Records shown:
━━━━━━
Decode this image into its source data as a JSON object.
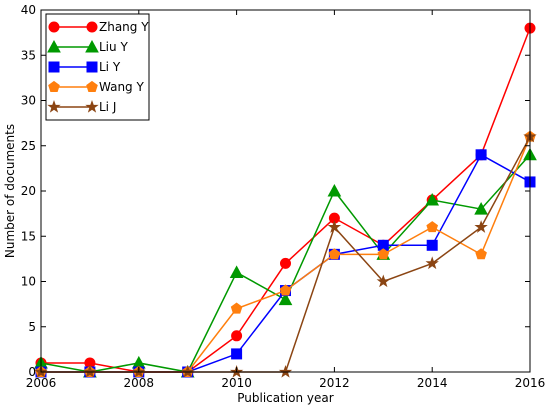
{
  "chart_data": {
    "type": "line",
    "xlabel": "Publication year",
    "ylabel": "Number of documents",
    "xlim": [
      2006,
      2016
    ],
    "ylim": [
      0,
      40
    ],
    "xticks": [
      2006,
      2008,
      2010,
      2012,
      2014,
      2016
    ],
    "yticks": [
      0,
      5,
      10,
      15,
      20,
      25,
      30,
      35,
      40
    ],
    "grid": false,
    "legend_position": "top-left",
    "x": [
      2006,
      2007,
      2008,
      2009,
      2010,
      2011,
      2012,
      2013,
      2014,
      2015,
      2016
    ],
    "series": [
      {
        "name": "Zhang Y",
        "color": "#ff0000",
        "marker": "circle",
        "values": [
          1,
          1,
          0,
          0,
          4,
          12,
          17,
          14,
          19,
          24,
          38
        ]
      },
      {
        "name": "Liu Y",
        "color": "#009900",
        "marker": "triangle",
        "values": [
          1,
          0,
          1,
          0,
          11,
          8,
          20,
          13,
          19,
          18,
          24
        ]
      },
      {
        "name": "Li Y",
        "color": "#0000ff",
        "marker": "square",
        "values": [
          0,
          0,
          0,
          0,
          2,
          9,
          13,
          14,
          14,
          24,
          21
        ]
      },
      {
        "name": "Wang Y",
        "color": "#ff7f0e",
        "marker": "pentagon",
        "values": [
          0,
          0,
          0,
          0,
          7,
          9,
          13,
          13,
          16,
          13,
          26
        ]
      },
      {
        "name": "Li J",
        "color": "#8b4513",
        "marker": "star",
        "values": [
          0,
          0,
          0,
          0,
          0,
          0,
          16,
          10,
          12,
          16,
          26
        ]
      }
    ]
  }
}
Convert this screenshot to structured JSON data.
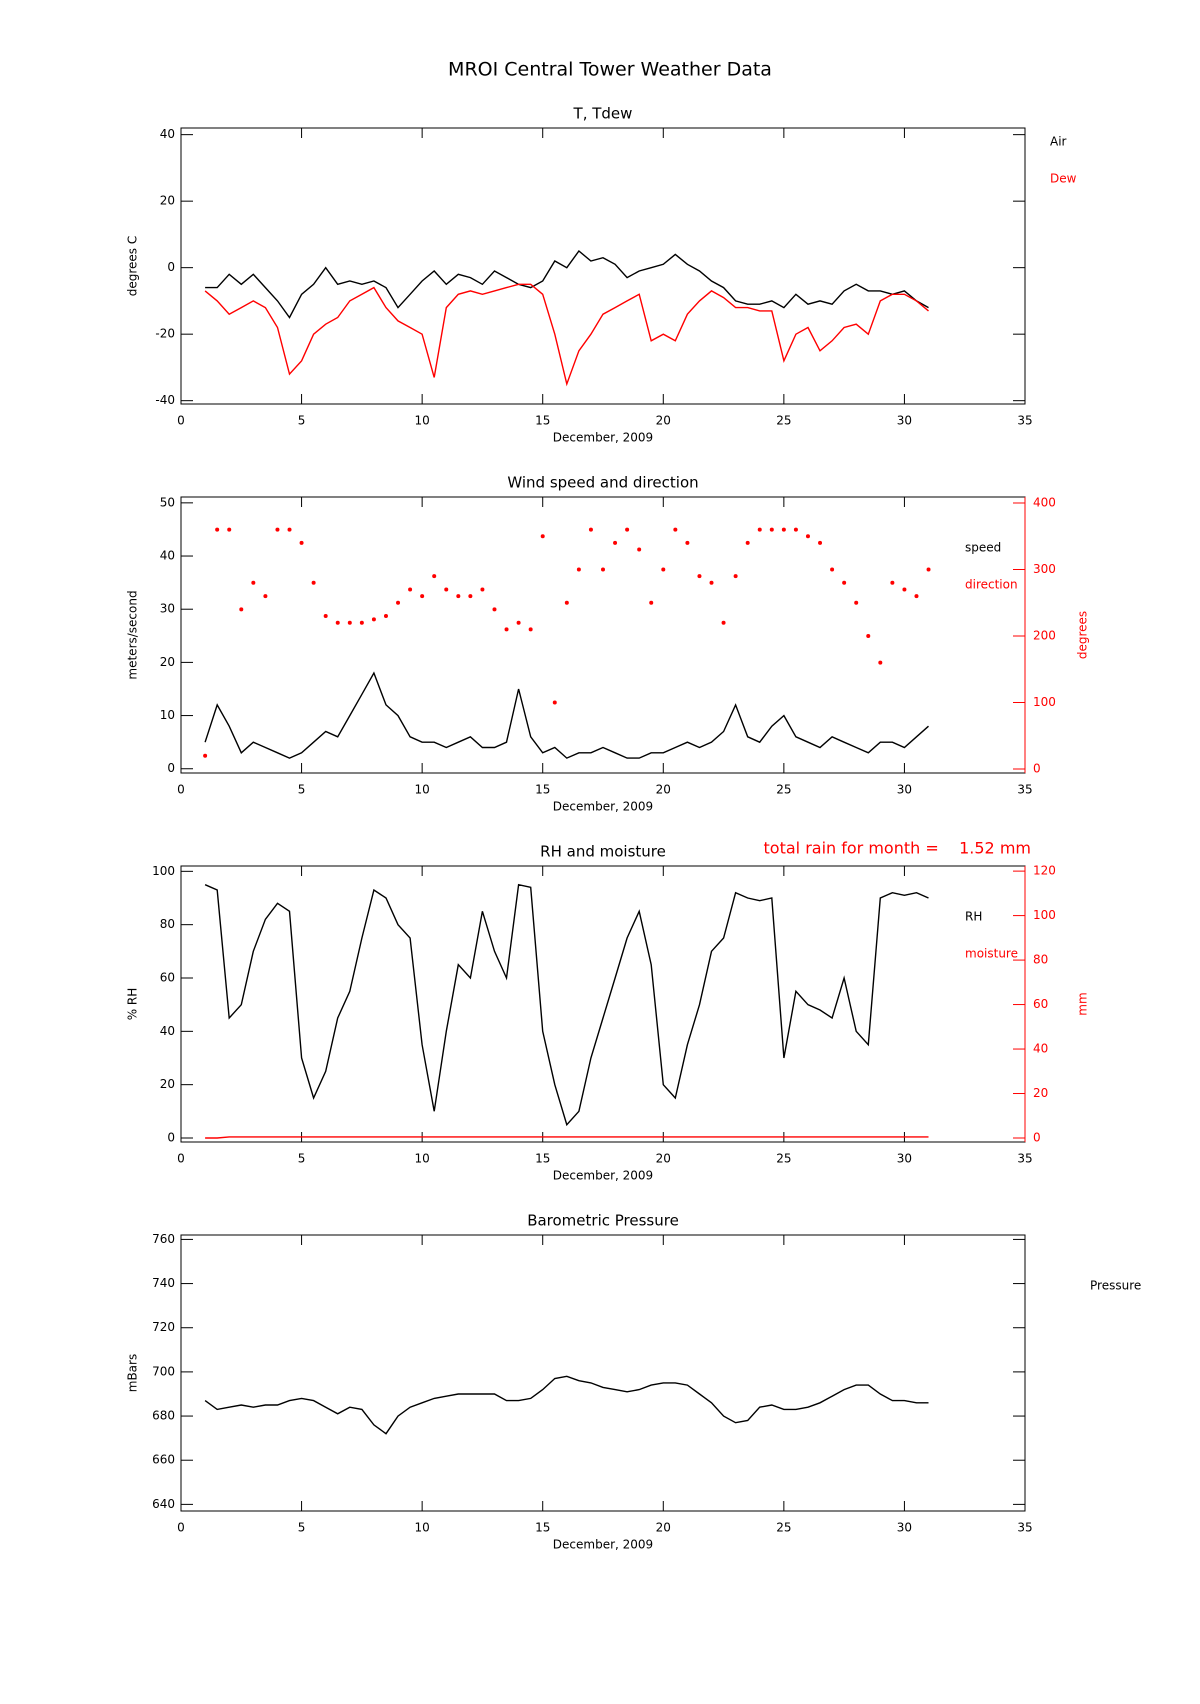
{
  "title": "MROI Central Tower Weather Data",
  "chart_data": [
    {
      "type": "line",
      "title": "T, Tdew",
      "x_label": "December, 2009",
      "y_label": "degrees C",
      "xlim": [
        0,
        35
      ],
      "xticks": [
        0,
        5,
        10,
        15,
        20,
        25,
        30,
        35
      ],
      "ylim": [
        -41,
        42
      ],
      "yticks": [
        -40,
        -20,
        0,
        20,
        40
      ],
      "x": [
        1,
        1.5,
        2,
        2.5,
        3,
        3.5,
        4,
        4.5,
        5,
        5.5,
        6,
        6.5,
        7,
        7.5,
        8,
        8.5,
        9,
        9.5,
        10,
        10.5,
        11,
        11.5,
        12,
        12.5,
        13,
        13.5,
        14,
        14.5,
        15,
        15.5,
        16,
        16.5,
        17,
        17.5,
        18,
        18.5,
        19,
        19.5,
        20,
        20.5,
        21,
        21.5,
        22,
        22.5,
        23,
        23.5,
        24,
        24.5,
        25,
        25.5,
        26,
        26.5,
        27,
        27.5,
        28,
        28.5,
        29,
        29.5,
        30,
        30.5,
        31
      ],
      "series": [
        {
          "name": "Air",
          "color": "#000000",
          "values": [
            -6,
            -6,
            -2,
            -5,
            -2,
            -6,
            -10,
            -15,
            -8,
            -5,
            0,
            -5,
            -4,
            -5,
            -4,
            -6,
            -12,
            -8,
            -4,
            -1,
            -5,
            -2,
            -3,
            -5,
            -1,
            -3,
            -5,
            -6,
            -4,
            2,
            0,
            5,
            2,
            3,
            1,
            -3,
            -1,
            0,
            1,
            4,
            1,
            -1,
            -4,
            -6,
            -10,
            -11,
            -11,
            -10,
            -12,
            -8,
            -11,
            -10,
            -11,
            -7,
            -5,
            -7,
            -7,
            -8,
            -7,
            -10,
            -12
          ]
        },
        {
          "name": "Dew",
          "color": "#ff0000",
          "values": [
            -7,
            -10,
            -14,
            -12,
            -10,
            -12,
            -18,
            -32,
            -28,
            -20,
            -17,
            -15,
            -10,
            -8,
            -6,
            -12,
            -16,
            -18,
            -20,
            -33,
            -12,
            -8,
            -7,
            -8,
            -7,
            -6,
            -5,
            -5,
            -8,
            -20,
            -35,
            -25,
            -20,
            -14,
            -12,
            -10,
            -8,
            -22,
            -20,
            -22,
            -14,
            -10,
            -7,
            -9,
            -12,
            -12,
            -13,
            -13,
            -28,
            -20,
            -18,
            -25,
            -22,
            -18,
            -17,
            -20,
            -10,
            -8,
            -8,
            -10,
            -13
          ]
        }
      ]
    },
    {
      "type": "line",
      "title": "Wind speed and direction",
      "x_label": "December, 2009",
      "y_label": "meters/second",
      "y2_label": "degrees",
      "xlim": [
        0,
        35
      ],
      "xticks": [
        0,
        5,
        10,
        15,
        20,
        25,
        30,
        35
      ],
      "ylim": [
        -0.8,
        51.1
      ],
      "yticks": [
        0,
        10,
        20,
        30,
        40,
        50
      ],
      "y2lim": [
        -6,
        409
      ],
      "y2ticks": [
        0,
        100,
        200,
        300,
        400
      ],
      "x": [
        1,
        1.5,
        2,
        2.5,
        3,
        3.5,
        4,
        4.5,
        5,
        5.5,
        6,
        6.5,
        7,
        7.5,
        8,
        8.5,
        9,
        9.5,
        10,
        10.5,
        11,
        11.5,
        12,
        12.5,
        13,
        13.5,
        14,
        14.5,
        15,
        15.5,
        16,
        16.5,
        17,
        17.5,
        18,
        18.5,
        19,
        19.5,
        20,
        20.5,
        21,
        21.5,
        22,
        22.5,
        23,
        23.5,
        24,
        24.5,
        25,
        25.5,
        26,
        26.5,
        27,
        27.5,
        28,
        28.5,
        29,
        29.5,
        30,
        30.5,
        31
      ],
      "series": [
        {
          "name": "speed",
          "color": "#000000",
          "values": [
            5,
            12,
            8,
            3,
            5,
            4,
            3,
            2,
            3,
            5,
            7,
            6,
            10,
            14,
            18,
            12,
            10,
            6,
            5,
            5,
            4,
            5,
            6,
            4,
            4,
            5,
            15,
            6,
            3,
            4,
            2,
            3,
            3,
            4,
            3,
            2,
            2,
            3,
            3,
            4,
            5,
            4,
            5,
            7,
            12,
            6,
            5,
            8,
            10,
            6,
            5,
            4,
            6,
            5,
            4,
            3,
            5,
            5,
            4,
            6,
            8
          ]
        },
        {
          "name": "direction",
          "color": "#ff0000",
          "axis": "y2",
          "mode": "markers",
          "values": [
            20,
            360,
            360,
            240,
            280,
            260,
            360,
            360,
            340,
            280,
            230,
            220,
            220,
            220,
            225,
            230,
            250,
            270,
            260,
            290,
            270,
            260,
            260,
            270,
            240,
            210,
            220,
            210,
            350,
            100,
            250,
            300,
            360,
            300,
            340,
            360,
            330,
            250,
            300,
            360,
            340,
            290,
            280,
            220,
            290,
            340,
            360,
            360,
            360,
            360,
            350,
            340,
            300,
            280,
            250,
            200,
            160,
            280,
            270,
            260,
            300
          ]
        }
      ]
    },
    {
      "type": "line",
      "title": "RH and moisture",
      "x_label": "December, 2009",
      "y_label": "% RH",
      "y2_label": "mm",
      "annotation": "total rain for month =    1.52 mm",
      "xlim": [
        0,
        35
      ],
      "xticks": [
        0,
        5,
        10,
        15,
        20,
        25,
        30,
        35
      ],
      "ylim": [
        -1.5,
        102
      ],
      "yticks": [
        0,
        20,
        40,
        60,
        80,
        100
      ],
      "y2lim": [
        -1.8,
        122.3
      ],
      "y2ticks": [
        0,
        20,
        40,
        60,
        80,
        100,
        120
      ],
      "x": [
        1,
        1.5,
        2,
        2.5,
        3,
        3.5,
        4,
        4.5,
        5,
        5.5,
        6,
        6.5,
        7,
        7.5,
        8,
        8.5,
        9,
        9.5,
        10,
        10.5,
        11,
        11.5,
        12,
        12.5,
        13,
        13.5,
        14,
        14.5,
        15,
        15.5,
        16,
        16.5,
        17,
        17.5,
        18,
        18.5,
        19,
        19.5,
        20,
        20.5,
        21,
        21.5,
        22,
        22.5,
        23,
        23.5,
        24,
        24.5,
        25,
        25.5,
        26,
        26.5,
        27,
        27.5,
        28,
        28.5,
        29,
        29.5,
        30,
        30.5,
        31
      ],
      "series": [
        {
          "name": "RH",
          "color": "#000000",
          "values": [
            95,
            93,
            45,
            50,
            70,
            82,
            88,
            85,
            30,
            15,
            25,
            45,
            55,
            75,
            93,
            90,
            80,
            75,
            35,
            10,
            40,
            65,
            60,
            85,
            70,
            60,
            95,
            94,
            40,
            20,
            5,
            10,
            30,
            45,
            60,
            75,
            85,
            65,
            20,
            15,
            35,
            50,
            70,
            75,
            92,
            90,
            89,
            90,
            30,
            55,
            50,
            48,
            45,
            60,
            40,
            35,
            90,
            92,
            91,
            92,
            90
          ]
        },
        {
          "name": "moisture",
          "color": "#ff0000",
          "axis": "y2",
          "values": [
            0,
            0,
            0.5,
            0.5,
            0.5,
            0.5,
            0.5,
            0.5,
            0.5,
            0.5,
            0.5,
            0.5,
            0.5,
            0.5,
            0.5,
            0.5,
            0.5,
            0.5,
            0.5,
            0.5,
            0.5,
            0.5,
            0.5,
            0.5,
            0.5,
            0.5,
            0.5,
            0.5,
            0.5,
            0.5,
            0.5,
            0.5,
            0.5,
            0.5,
            0.5,
            0.5,
            0.5,
            0.5,
            0.5,
            0.5,
            0.5,
            0.5,
            0.5,
            0.5,
            0.5,
            0.5,
            0.5,
            0.5,
            0.5,
            0.5,
            0.5,
            0.5,
            0.5,
            0.5,
            0.5,
            0.5,
            0.5,
            0.5,
            0.5,
            0.5,
            0.5
          ]
        }
      ]
    },
    {
      "type": "line",
      "title": "Barometric Pressure",
      "x_label": "December, 2009",
      "y_label": "mBars",
      "xlim": [
        0,
        35
      ],
      "xticks": [
        0,
        5,
        10,
        15,
        20,
        25,
        30,
        35
      ],
      "ylim": [
        637,
        762
      ],
      "yticks": [
        640,
        660,
        680,
        700,
        720,
        740,
        760
      ],
      "x": [
        1,
        1.5,
        2,
        2.5,
        3,
        3.5,
        4,
        4.5,
        5,
        5.5,
        6,
        6.5,
        7,
        7.5,
        8,
        8.5,
        9,
        9.5,
        10,
        10.5,
        11,
        11.5,
        12,
        12.5,
        13,
        13.5,
        14,
        14.5,
        15,
        15.5,
        16,
        16.5,
        17,
        17.5,
        18,
        18.5,
        19,
        19.5,
        20,
        20.5,
        21,
        21.5,
        22,
        22.5,
        23,
        23.5,
        24,
        24.5,
        25,
        25.5,
        26,
        26.5,
        27,
        27.5,
        28,
        28.5,
        29,
        29.5,
        30,
        30.5,
        31
      ],
      "series": [
        {
          "name": "Pressure",
          "color": "#000000",
          "values": [
            687,
            683,
            684,
            685,
            684,
            685,
            685,
            687,
            688,
            687,
            684,
            681,
            684,
            683,
            676,
            672,
            680,
            684,
            686,
            688,
            689,
            690,
            690,
            690,
            690,
            687,
            687,
            688,
            692,
            697,
            698,
            696,
            695,
            693,
            692,
            691,
            692,
            694,
            695,
            695,
            694,
            690,
            686,
            680,
            677,
            678,
            684,
            685,
            683,
            683,
            684,
            686,
            689,
            692,
            694,
            694,
            690,
            687,
            687,
            686,
            686
          ]
        }
      ]
    }
  ]
}
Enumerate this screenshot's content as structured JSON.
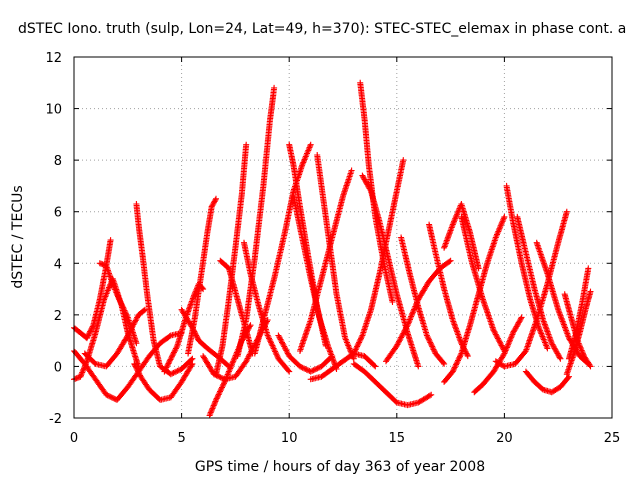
━━━━━━
Given problem:
Above are several records. Count the lines among them that contain "JSON" and give only the total.

Final result:
3